Request »
Every entry needs to be printed exactly, please.
═════ Record set ═════
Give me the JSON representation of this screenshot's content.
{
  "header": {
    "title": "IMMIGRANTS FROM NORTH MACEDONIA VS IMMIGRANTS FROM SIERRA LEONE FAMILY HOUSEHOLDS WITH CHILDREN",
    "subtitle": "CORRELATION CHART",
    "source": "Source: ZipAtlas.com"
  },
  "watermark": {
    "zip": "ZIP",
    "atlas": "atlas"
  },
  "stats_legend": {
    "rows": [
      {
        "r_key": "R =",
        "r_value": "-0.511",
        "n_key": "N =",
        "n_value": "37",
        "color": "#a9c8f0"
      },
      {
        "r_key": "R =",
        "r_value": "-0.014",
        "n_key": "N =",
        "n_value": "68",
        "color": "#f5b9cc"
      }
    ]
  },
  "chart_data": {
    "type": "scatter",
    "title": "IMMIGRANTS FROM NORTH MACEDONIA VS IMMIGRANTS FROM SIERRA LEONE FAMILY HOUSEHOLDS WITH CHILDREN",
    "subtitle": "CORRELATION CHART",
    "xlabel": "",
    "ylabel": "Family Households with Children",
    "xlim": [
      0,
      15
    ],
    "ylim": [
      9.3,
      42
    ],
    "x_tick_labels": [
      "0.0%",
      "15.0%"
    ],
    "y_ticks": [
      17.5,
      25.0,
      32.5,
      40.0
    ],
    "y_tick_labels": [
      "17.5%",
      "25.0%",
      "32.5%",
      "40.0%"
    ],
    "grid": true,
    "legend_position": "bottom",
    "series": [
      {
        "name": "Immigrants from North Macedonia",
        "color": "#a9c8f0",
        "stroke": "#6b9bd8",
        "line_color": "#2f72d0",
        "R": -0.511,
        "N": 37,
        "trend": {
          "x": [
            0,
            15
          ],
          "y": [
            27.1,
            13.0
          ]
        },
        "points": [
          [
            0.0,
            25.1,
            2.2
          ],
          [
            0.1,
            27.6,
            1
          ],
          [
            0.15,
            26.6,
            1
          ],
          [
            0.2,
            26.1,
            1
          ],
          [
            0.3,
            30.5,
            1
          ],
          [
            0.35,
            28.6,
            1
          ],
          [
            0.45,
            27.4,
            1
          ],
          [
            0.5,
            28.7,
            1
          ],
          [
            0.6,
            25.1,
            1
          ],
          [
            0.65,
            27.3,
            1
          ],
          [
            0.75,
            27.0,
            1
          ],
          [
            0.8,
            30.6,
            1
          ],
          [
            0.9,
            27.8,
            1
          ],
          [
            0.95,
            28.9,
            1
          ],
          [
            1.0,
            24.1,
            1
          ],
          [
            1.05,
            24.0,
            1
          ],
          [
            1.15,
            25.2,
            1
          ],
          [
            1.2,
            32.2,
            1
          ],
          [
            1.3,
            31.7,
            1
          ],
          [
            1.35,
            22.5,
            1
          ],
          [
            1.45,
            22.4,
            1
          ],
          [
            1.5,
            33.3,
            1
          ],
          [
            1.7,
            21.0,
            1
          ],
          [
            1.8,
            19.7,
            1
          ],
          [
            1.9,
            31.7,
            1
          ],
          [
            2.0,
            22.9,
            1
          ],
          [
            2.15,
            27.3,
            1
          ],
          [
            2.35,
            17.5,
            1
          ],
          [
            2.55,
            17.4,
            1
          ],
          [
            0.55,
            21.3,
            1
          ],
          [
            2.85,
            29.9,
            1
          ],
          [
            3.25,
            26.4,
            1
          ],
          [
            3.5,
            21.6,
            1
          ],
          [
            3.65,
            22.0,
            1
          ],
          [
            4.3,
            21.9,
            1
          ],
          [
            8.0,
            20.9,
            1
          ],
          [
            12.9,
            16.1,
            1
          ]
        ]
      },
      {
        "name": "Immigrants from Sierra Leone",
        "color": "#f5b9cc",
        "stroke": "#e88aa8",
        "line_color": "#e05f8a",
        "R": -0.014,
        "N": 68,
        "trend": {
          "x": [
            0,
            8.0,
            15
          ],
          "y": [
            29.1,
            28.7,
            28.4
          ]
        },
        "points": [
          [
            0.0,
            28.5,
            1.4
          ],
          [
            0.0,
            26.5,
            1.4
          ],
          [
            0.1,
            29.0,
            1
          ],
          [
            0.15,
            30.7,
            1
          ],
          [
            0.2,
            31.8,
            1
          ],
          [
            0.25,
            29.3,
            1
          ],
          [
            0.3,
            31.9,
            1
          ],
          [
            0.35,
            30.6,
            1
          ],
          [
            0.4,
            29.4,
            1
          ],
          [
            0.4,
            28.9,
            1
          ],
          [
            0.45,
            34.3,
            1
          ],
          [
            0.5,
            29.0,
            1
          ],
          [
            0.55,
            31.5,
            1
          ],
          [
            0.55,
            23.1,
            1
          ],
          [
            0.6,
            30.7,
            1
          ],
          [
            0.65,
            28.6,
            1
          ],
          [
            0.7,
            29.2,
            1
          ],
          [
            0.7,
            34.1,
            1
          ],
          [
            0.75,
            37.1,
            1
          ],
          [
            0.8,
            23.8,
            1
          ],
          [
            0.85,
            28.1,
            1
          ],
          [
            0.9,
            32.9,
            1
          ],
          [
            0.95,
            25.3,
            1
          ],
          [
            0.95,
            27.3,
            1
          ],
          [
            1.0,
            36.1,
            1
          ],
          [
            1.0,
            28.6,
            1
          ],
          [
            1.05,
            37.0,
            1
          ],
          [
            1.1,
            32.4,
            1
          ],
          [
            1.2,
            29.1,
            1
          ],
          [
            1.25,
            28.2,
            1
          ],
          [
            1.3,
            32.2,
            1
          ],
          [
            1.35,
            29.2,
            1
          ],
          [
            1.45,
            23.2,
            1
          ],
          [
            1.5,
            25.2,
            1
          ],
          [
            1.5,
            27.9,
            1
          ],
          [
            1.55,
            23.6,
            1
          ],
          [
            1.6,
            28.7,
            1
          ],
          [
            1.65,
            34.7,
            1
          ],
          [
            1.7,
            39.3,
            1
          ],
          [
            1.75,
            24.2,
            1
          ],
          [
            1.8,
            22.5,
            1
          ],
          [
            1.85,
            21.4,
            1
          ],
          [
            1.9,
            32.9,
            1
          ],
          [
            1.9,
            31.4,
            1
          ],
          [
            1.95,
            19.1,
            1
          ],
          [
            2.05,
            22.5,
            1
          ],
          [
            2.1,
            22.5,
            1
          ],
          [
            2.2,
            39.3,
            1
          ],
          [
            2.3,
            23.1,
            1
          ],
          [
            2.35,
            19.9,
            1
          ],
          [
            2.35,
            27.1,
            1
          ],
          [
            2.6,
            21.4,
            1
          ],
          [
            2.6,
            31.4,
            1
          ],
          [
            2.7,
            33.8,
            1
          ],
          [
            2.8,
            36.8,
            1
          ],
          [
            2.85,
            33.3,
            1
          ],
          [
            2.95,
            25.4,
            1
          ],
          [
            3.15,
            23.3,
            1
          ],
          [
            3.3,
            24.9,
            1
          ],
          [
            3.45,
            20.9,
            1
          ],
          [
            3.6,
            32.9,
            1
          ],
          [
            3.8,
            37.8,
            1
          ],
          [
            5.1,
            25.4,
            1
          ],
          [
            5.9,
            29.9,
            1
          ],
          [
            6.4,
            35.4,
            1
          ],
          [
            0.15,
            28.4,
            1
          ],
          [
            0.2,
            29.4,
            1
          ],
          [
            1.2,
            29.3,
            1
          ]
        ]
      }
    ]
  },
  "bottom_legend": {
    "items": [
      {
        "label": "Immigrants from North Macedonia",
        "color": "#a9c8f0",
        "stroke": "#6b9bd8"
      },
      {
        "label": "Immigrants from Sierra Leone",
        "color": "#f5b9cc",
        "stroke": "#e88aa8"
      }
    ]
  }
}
═════
Written solution »
Give me the JSON representation of this screenshot's content.
{
  "header": {
    "title": "IMMIGRANTS FROM NORTH MACEDONIA VS IMMIGRANTS FROM SIERRA LEONE FAMILY HOUSEHOLDS WITH CHILDREN",
    "subtitle": "CORRELATION CHART",
    "source": "Source: ZipAtlas.com"
  },
  "watermark": {
    "zip": "ZIP",
    "atlas": "atlas"
  },
  "stats_legend": {
    "rows": [
      {
        "r_key": "R =",
        "r_value": "-0.511",
        "n_key": "N =",
        "n_value": "37",
        "color": "#a9c8f0"
      },
      {
        "r_key": "R =",
        "r_value": "-0.014",
        "n_key": "N =",
        "n_value": "68",
        "color": "#f5b9cc"
      }
    ]
  },
  "chart_data": {
    "type": "scatter",
    "title": "IMMIGRANTS FROM NORTH MACEDONIA VS IMMIGRANTS FROM SIERRA LEONE FAMILY HOUSEHOLDS WITH CHILDREN",
    "subtitle": "CORRELATION CHART",
    "xlabel": "",
    "ylabel": "Family Households with Children",
    "xlim": [
      0,
      15
    ],
    "ylim": [
      9.3,
      42
    ],
    "x_tick_labels": [
      "0.0%",
      "15.0%"
    ],
    "y_ticks": [
      17.5,
      25.0,
      32.5,
      40.0
    ],
    "y_tick_labels": [
      "17.5%",
      "25.0%",
      "32.5%",
      "40.0%"
    ],
    "grid": true,
    "legend_position": "bottom",
    "series": [
      {
        "name": "Immigrants from North Macedonia",
        "color": "#a9c8f0",
        "stroke": "#6b9bd8",
        "line_color": "#2f72d0",
        "R": -0.511,
        "N": 37,
        "trend": {
          "x": [
            0,
            15
          ],
          "y": [
            27.1,
            13.0
          ]
        },
        "points": [
          [
            0.0,
            25.1,
            2.2
          ],
          [
            0.1,
            27.6,
            1
          ],
          [
            0.15,
            26.6,
            1
          ],
          [
            0.2,
            26.1,
            1
          ],
          [
            0.3,
            30.5,
            1
          ],
          [
            0.35,
            28.6,
            1
          ],
          [
            0.45,
            27.4,
            1
          ],
          [
            0.5,
            28.7,
            1
          ],
          [
            0.6,
            25.1,
            1
          ],
          [
            0.65,
            27.3,
            1
          ],
          [
            0.75,
            27.0,
            1
          ],
          [
            0.8,
            30.6,
            1
          ],
          [
            0.9,
            27.8,
            1
          ],
          [
            0.95,
            28.9,
            1
          ],
          [
            1.0,
            24.1,
            1
          ],
          [
            1.05,
            24.0,
            1
          ],
          [
            1.15,
            25.2,
            1
          ],
          [
            1.2,
            32.2,
            1
          ],
          [
            1.3,
            31.7,
            1
          ],
          [
            1.35,
            22.5,
            1
          ],
          [
            1.45,
            22.4,
            1
          ],
          [
            1.5,
            33.3,
            1
          ],
          [
            1.7,
            21.0,
            1
          ],
          [
            1.8,
            19.7,
            1
          ],
          [
            1.9,
            31.7,
            1
          ],
          [
            2.0,
            22.9,
            1
          ],
          [
            2.15,
            27.3,
            1
          ],
          [
            2.35,
            17.5,
            1
          ],
          [
            2.55,
            17.4,
            1
          ],
          [
            0.55,
            21.3,
            1
          ],
          [
            2.85,
            29.9,
            1
          ],
          [
            3.25,
            26.4,
            1
          ],
          [
            3.5,
            21.6,
            1
          ],
          [
            3.65,
            22.0,
            1
          ],
          [
            4.3,
            21.9,
            1
          ],
          [
            8.0,
            20.9,
            1
          ],
          [
            12.9,
            16.1,
            1
          ]
        ]
      },
      {
        "name": "Immigrants from Sierra Leone",
        "color": "#f5b9cc",
        "stroke": "#e88aa8",
        "line_color": "#e05f8a",
        "R": -0.014,
        "N": 68,
        "trend": {
          "x": [
            0,
            8.0,
            15
          ],
          "y": [
            29.1,
            28.7,
            28.4
          ]
        },
        "points": [
          [
            0.0,
            28.5,
            1.4
          ],
          [
            0.0,
            26.5,
            1.4
          ],
          [
            0.1,
            29.0,
            1
          ],
          [
            0.15,
            30.7,
            1
          ],
          [
            0.2,
            31.8,
            1
          ],
          [
            0.25,
            29.3,
            1
          ],
          [
            0.3,
            31.9,
            1
          ],
          [
            0.35,
            30.6,
            1
          ],
          [
            0.4,
            29.4,
            1
          ],
          [
            0.4,
            28.9,
            1
          ],
          [
            0.45,
            34.3,
            1
          ],
          [
            0.5,
            29.0,
            1
          ],
          [
            0.55,
            31.5,
            1
          ],
          [
            0.55,
            23.1,
            1
          ],
          [
            0.6,
            30.7,
            1
          ],
          [
            0.65,
            28.6,
            1
          ],
          [
            0.7,
            29.2,
            1
          ],
          [
            0.7,
            34.1,
            1
          ],
          [
            0.75,
            37.1,
            1
          ],
          [
            0.8,
            23.8,
            1
          ],
          [
            0.85,
            28.1,
            1
          ],
          [
            0.9,
            32.9,
            1
          ],
          [
            0.95,
            25.3,
            1
          ],
          [
            0.95,
            27.3,
            1
          ],
          [
            1.0,
            36.1,
            1
          ],
          [
            1.0,
            28.6,
            1
          ],
          [
            1.05,
            37.0,
            1
          ],
          [
            1.1,
            32.4,
            1
          ],
          [
            1.2,
            29.1,
            1
          ],
          [
            1.25,
            28.2,
            1
          ],
          [
            1.3,
            32.2,
            1
          ],
          [
            1.35,
            29.2,
            1
          ],
          [
            1.45,
            23.2,
            1
          ],
          [
            1.5,
            25.2,
            1
          ],
          [
            1.5,
            27.9,
            1
          ],
          [
            1.55,
            23.6,
            1
          ],
          [
            1.6,
            28.7,
            1
          ],
          [
            1.65,
            34.7,
            1
          ],
          [
            1.7,
            39.3,
            1
          ],
          [
            1.75,
            24.2,
            1
          ],
          [
            1.8,
            22.5,
            1
          ],
          [
            1.85,
            21.4,
            1
          ],
          [
            1.9,
            32.9,
            1
          ],
          [
            1.9,
            31.4,
            1
          ],
          [
            1.95,
            19.1,
            1
          ],
          [
            2.05,
            22.5,
            1
          ],
          [
            2.1,
            22.5,
            1
          ],
          [
            2.2,
            39.3,
            1
          ],
          [
            2.3,
            23.1,
            1
          ],
          [
            2.35,
            19.9,
            1
          ],
          [
            2.35,
            27.1,
            1
          ],
          [
            2.6,
            21.4,
            1
          ],
          [
            2.6,
            31.4,
            1
          ],
          [
            2.7,
            33.8,
            1
          ],
          [
            2.8,
            36.8,
            1
          ],
          [
            2.85,
            33.3,
            1
          ],
          [
            2.95,
            25.4,
            1
          ],
          [
            3.15,
            23.3,
            1
          ],
          [
            3.3,
            24.9,
            1
          ],
          [
            3.45,
            20.9,
            1
          ],
          [
            3.6,
            32.9,
            1
          ],
          [
            3.8,
            37.8,
            1
          ],
          [
            5.1,
            25.4,
            1
          ],
          [
            5.9,
            29.9,
            1
          ],
          [
            6.4,
            35.4,
            1
          ],
          [
            0.15,
            28.4,
            1
          ],
          [
            0.2,
            29.4,
            1
          ],
          [
            1.2,
            29.3,
            1
          ]
        ]
      }
    ]
  },
  "bottom_legend": {
    "items": [
      {
        "label": "Immigrants from North Macedonia",
        "color": "#a9c8f0",
        "stroke": "#6b9bd8"
      },
      {
        "label": "Immigrants from Sierra Leone",
        "color": "#f5b9cc",
        "stroke": "#e88aa8"
      }
    ]
  }
}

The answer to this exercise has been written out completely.